_Job:_ Can you transcribe every entry word for word, skipping the images?

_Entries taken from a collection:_
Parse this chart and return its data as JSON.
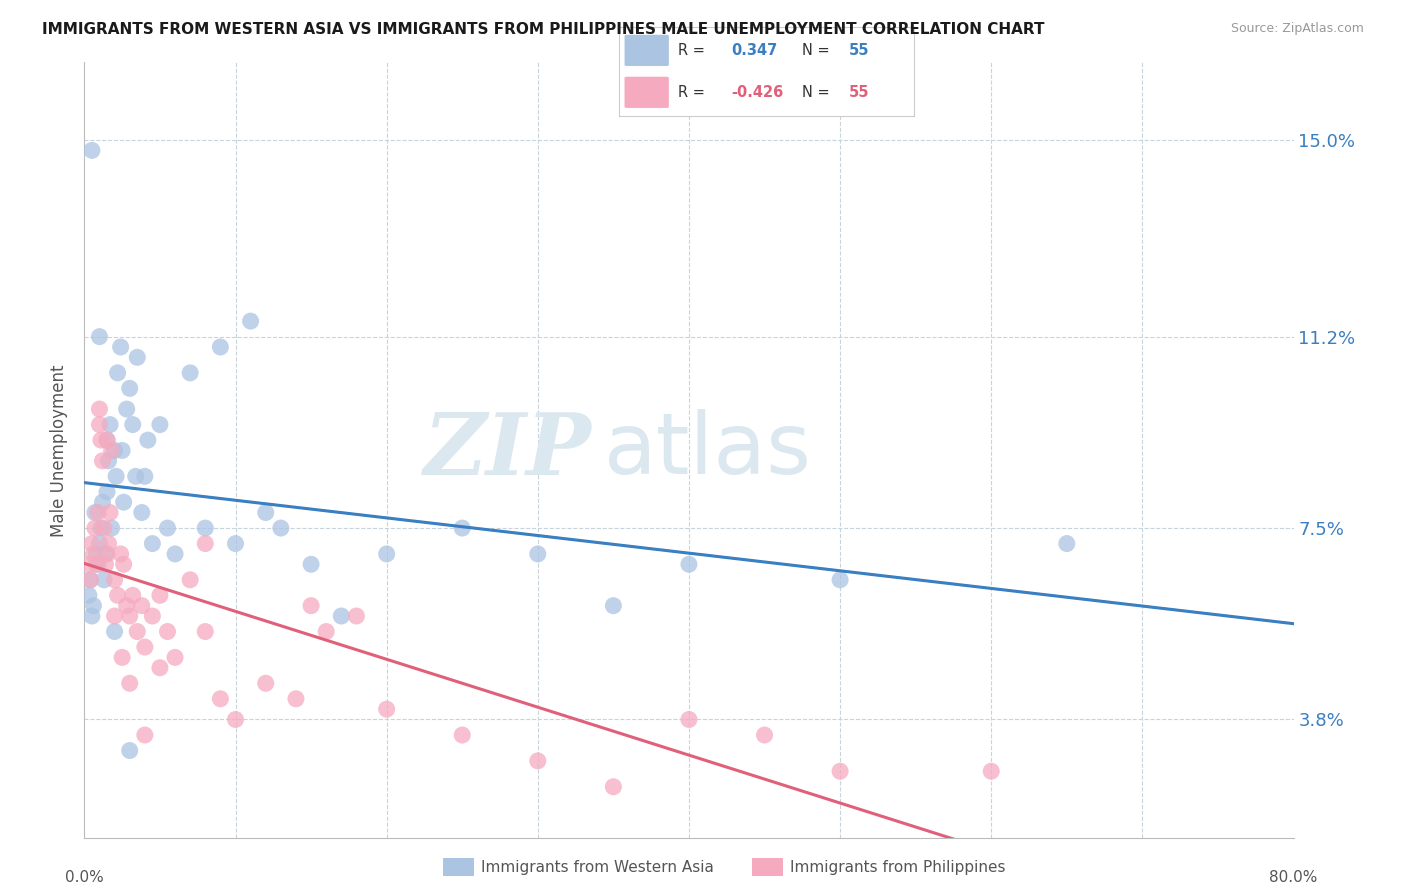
{
  "title": "IMMIGRANTS FROM WESTERN ASIA VS IMMIGRANTS FROM PHILIPPINES MALE UNEMPLOYMENT CORRELATION CHART",
  "source": "Source: ZipAtlas.com",
  "ylabel": "Male Unemployment",
  "yticks": [
    3.8,
    7.5,
    11.2,
    15.0
  ],
  "ytick_labels": [
    "3.8%",
    "7.5%",
    "11.2%",
    "15.0%"
  ],
  "xlim": [
    0.0,
    80.0
  ],
  "ylim": [
    1.5,
    16.5
  ],
  "color_blue": "#aac4e2",
  "color_pink": "#f5aabf",
  "color_blue_line": "#3a7fc1",
  "color_pink_line": "#e0607a",
  "color_dashed": "#9ab8d0",
  "grid_color": "#c8d4dc",
  "background_color": "#ffffff",
  "watermark_color": "#dce8f0",
  "western_asia_x": [
    0.3,
    0.4,
    0.5,
    0.6,
    0.7,
    0.8,
    0.9,
    1.0,
    1.1,
    1.2,
    1.3,
    1.4,
    1.5,
    1.6,
    1.7,
    1.8,
    2.0,
    2.1,
    2.2,
    2.4,
    2.5,
    2.6,
    2.8,
    3.0,
    3.2,
    3.4,
    3.5,
    3.8,
    4.0,
    4.2,
    4.5,
    5.0,
    5.5,
    6.0,
    7.0,
    8.0,
    9.0,
    10.0,
    11.0,
    12.0,
    13.0,
    15.0,
    17.0,
    20.0,
    25.0,
    30.0,
    35.0,
    40.0,
    50.0,
    65.0,
    0.5,
    1.0,
    1.5,
    2.0,
    3.0
  ],
  "western_asia_y": [
    6.2,
    6.5,
    5.8,
    6.0,
    7.8,
    7.0,
    6.8,
    7.2,
    7.5,
    8.0,
    6.5,
    7.0,
    8.2,
    8.8,
    9.5,
    7.5,
    9.0,
    8.5,
    10.5,
    11.0,
    9.0,
    8.0,
    9.8,
    10.2,
    9.5,
    8.5,
    10.8,
    7.8,
    8.5,
    9.2,
    7.2,
    9.5,
    7.5,
    7.0,
    10.5,
    7.5,
    11.0,
    7.2,
    11.5,
    7.8,
    7.5,
    6.8,
    5.8,
    7.0,
    7.5,
    7.0,
    6.0,
    6.8,
    6.5,
    7.2,
    14.8,
    11.2,
    9.2,
    5.5,
    3.2
  ],
  "philippines_x": [
    0.3,
    0.4,
    0.5,
    0.6,
    0.7,
    0.8,
    0.9,
    1.0,
    1.1,
    1.2,
    1.3,
    1.4,
    1.5,
    1.6,
    1.7,
    1.8,
    2.0,
    2.2,
    2.4,
    2.6,
    2.8,
    3.0,
    3.2,
    3.5,
    3.8,
    4.0,
    4.5,
    5.0,
    5.5,
    6.0,
    7.0,
    8.0,
    9.0,
    10.0,
    12.0,
    14.0,
    15.0,
    16.0,
    18.0,
    20.0,
    25.0,
    30.0,
    35.0,
    40.0,
    45.0,
    50.0,
    60.0,
    1.0,
    1.5,
    2.0,
    2.5,
    3.0,
    4.0,
    5.0,
    8.0
  ],
  "philippines_y": [
    6.8,
    6.5,
    7.2,
    7.0,
    7.5,
    6.8,
    7.8,
    9.5,
    9.2,
    8.8,
    7.5,
    6.8,
    7.0,
    7.2,
    7.8,
    9.0,
    6.5,
    6.2,
    7.0,
    6.8,
    6.0,
    5.8,
    6.2,
    5.5,
    6.0,
    5.2,
    5.8,
    4.8,
    5.5,
    5.0,
    6.5,
    5.5,
    4.2,
    3.8,
    4.5,
    4.2,
    6.0,
    5.5,
    5.8,
    4.0,
    3.5,
    3.0,
    2.5,
    3.8,
    3.5,
    2.8,
    2.8,
    9.8,
    9.2,
    5.8,
    5.0,
    4.5,
    3.5,
    6.2,
    7.2
  ],
  "r_western_asia": "0.347",
  "r_philippines": "-0.426",
  "n_western_asia": "55",
  "n_philippines": "55"
}
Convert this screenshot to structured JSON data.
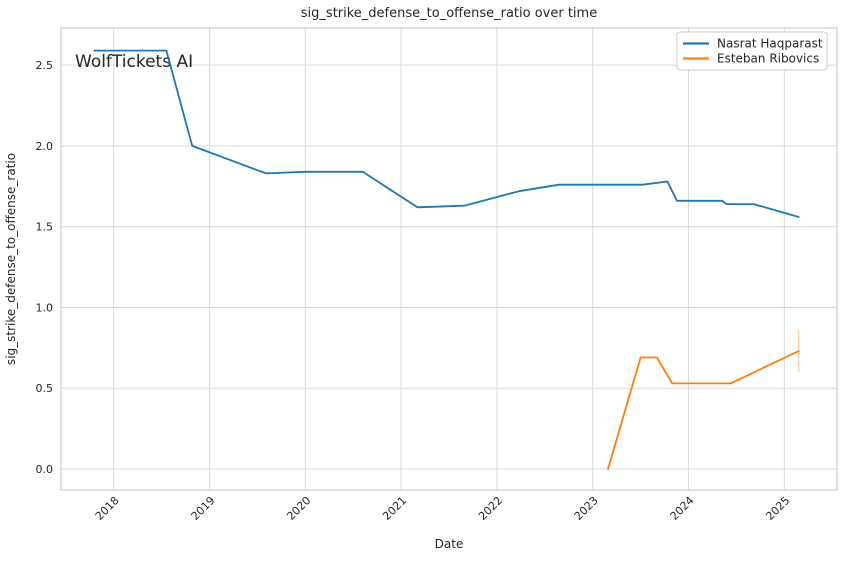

_Solution:_
Parse this chart and return its data as JSON.
{
  "title": "IMMIGRANTS FROM WESTERN ASIA VS IMMIGRANTS FROM PHILIPPINES MALE UNEMPLOYMENT CORRELATION CHART",
  "source": "Source: ZipAtlas.com",
  "ylabel": "Male Unemployment",
  "yticks": [
    3.8,
    7.5,
    11.2,
    15.0
  ],
  "ytick_labels": [
    "3.8%",
    "7.5%",
    "11.2%",
    "15.0%"
  ],
  "xlim": [
    0.0,
    80.0
  ],
  "ylim": [
    1.5,
    16.5
  ],
  "color_blue": "#aac4e2",
  "color_pink": "#f5aabf",
  "color_blue_line": "#3a7fc1",
  "color_pink_line": "#e0607a",
  "color_dashed": "#9ab8d0",
  "grid_color": "#c8d4dc",
  "background_color": "#ffffff",
  "watermark_color": "#dce8f0",
  "western_asia_x": [
    0.3,
    0.4,
    0.5,
    0.6,
    0.7,
    0.8,
    0.9,
    1.0,
    1.1,
    1.2,
    1.3,
    1.4,
    1.5,
    1.6,
    1.7,
    1.8,
    2.0,
    2.1,
    2.2,
    2.4,
    2.5,
    2.6,
    2.8,
    3.0,
    3.2,
    3.4,
    3.5,
    3.8,
    4.0,
    4.2,
    4.5,
    5.0,
    5.5,
    6.0,
    7.0,
    8.0,
    9.0,
    10.0,
    11.0,
    12.0,
    13.0,
    15.0,
    17.0,
    20.0,
    25.0,
    30.0,
    35.0,
    40.0,
    50.0,
    65.0,
    0.5,
    1.0,
    1.5,
    2.0,
    3.0
  ],
  "western_asia_y": [
    6.2,
    6.5,
    5.8,
    6.0,
    7.8,
    7.0,
    6.8,
    7.2,
    7.5,
    8.0,
    6.5,
    7.0,
    8.2,
    8.8,
    9.5,
    7.5,
    9.0,
    8.5,
    10.5,
    11.0,
    9.0,
    8.0,
    9.8,
    10.2,
    9.5,
    8.5,
    10.8,
    7.8,
    8.5,
    9.2,
    7.2,
    9.5,
    7.5,
    7.0,
    10.5,
    7.5,
    11.0,
    7.2,
    11.5,
    7.8,
    7.5,
    6.8,
    5.8,
    7.0,
    7.5,
    7.0,
    6.0,
    6.8,
    6.5,
    7.2,
    14.8,
    11.2,
    9.2,
    5.5,
    3.2
  ],
  "philippines_x": [
    0.3,
    0.4,
    0.5,
    0.6,
    0.7,
    0.8,
    0.9,
    1.0,
    1.1,
    1.2,
    1.3,
    1.4,
    1.5,
    1.6,
    1.7,
    1.8,
    2.0,
    2.2,
    2.4,
    2.6,
    2.8,
    3.0,
    3.2,
    3.5,
    3.8,
    4.0,
    4.5,
    5.0,
    5.5,
    6.0,
    7.0,
    8.0,
    9.0,
    10.0,
    12.0,
    14.0,
    15.0,
    16.0,
    18.0,
    20.0,
    25.0,
    30.0,
    35.0,
    40.0,
    45.0,
    50.0,
    60.0,
    1.0,
    1.5,
    2.0,
    2.5,
    3.0,
    4.0,
    5.0,
    8.0
  ],
  "philippines_y": [
    6.8,
    6.5,
    7.2,
    7.0,
    7.5,
    6.8,
    7.8,
    9.5,
    9.2,
    8.8,
    7.5,
    6.8,
    7.0,
    7.2,
    7.8,
    9.0,
    6.5,
    6.2,
    7.0,
    6.8,
    6.0,
    5.8,
    6.2,
    5.5,
    6.0,
    5.2,
    5.8,
    4.8,
    5.5,
    5.0,
    6.5,
    5.5,
    4.2,
    3.8,
    4.5,
    4.2,
    6.0,
    5.5,
    5.8,
    4.0,
    3.5,
    3.0,
    2.5,
    3.8,
    3.5,
    2.8,
    2.8,
    9.8,
    9.2,
    5.8,
    5.0,
    4.5,
    3.5,
    6.2,
    7.2
  ],
  "r_western_asia": "0.347",
  "r_philippines": "-0.426",
  "n_western_asia": "55",
  "n_philippines": "55"
}
Convert this screenshot to structured JSON data.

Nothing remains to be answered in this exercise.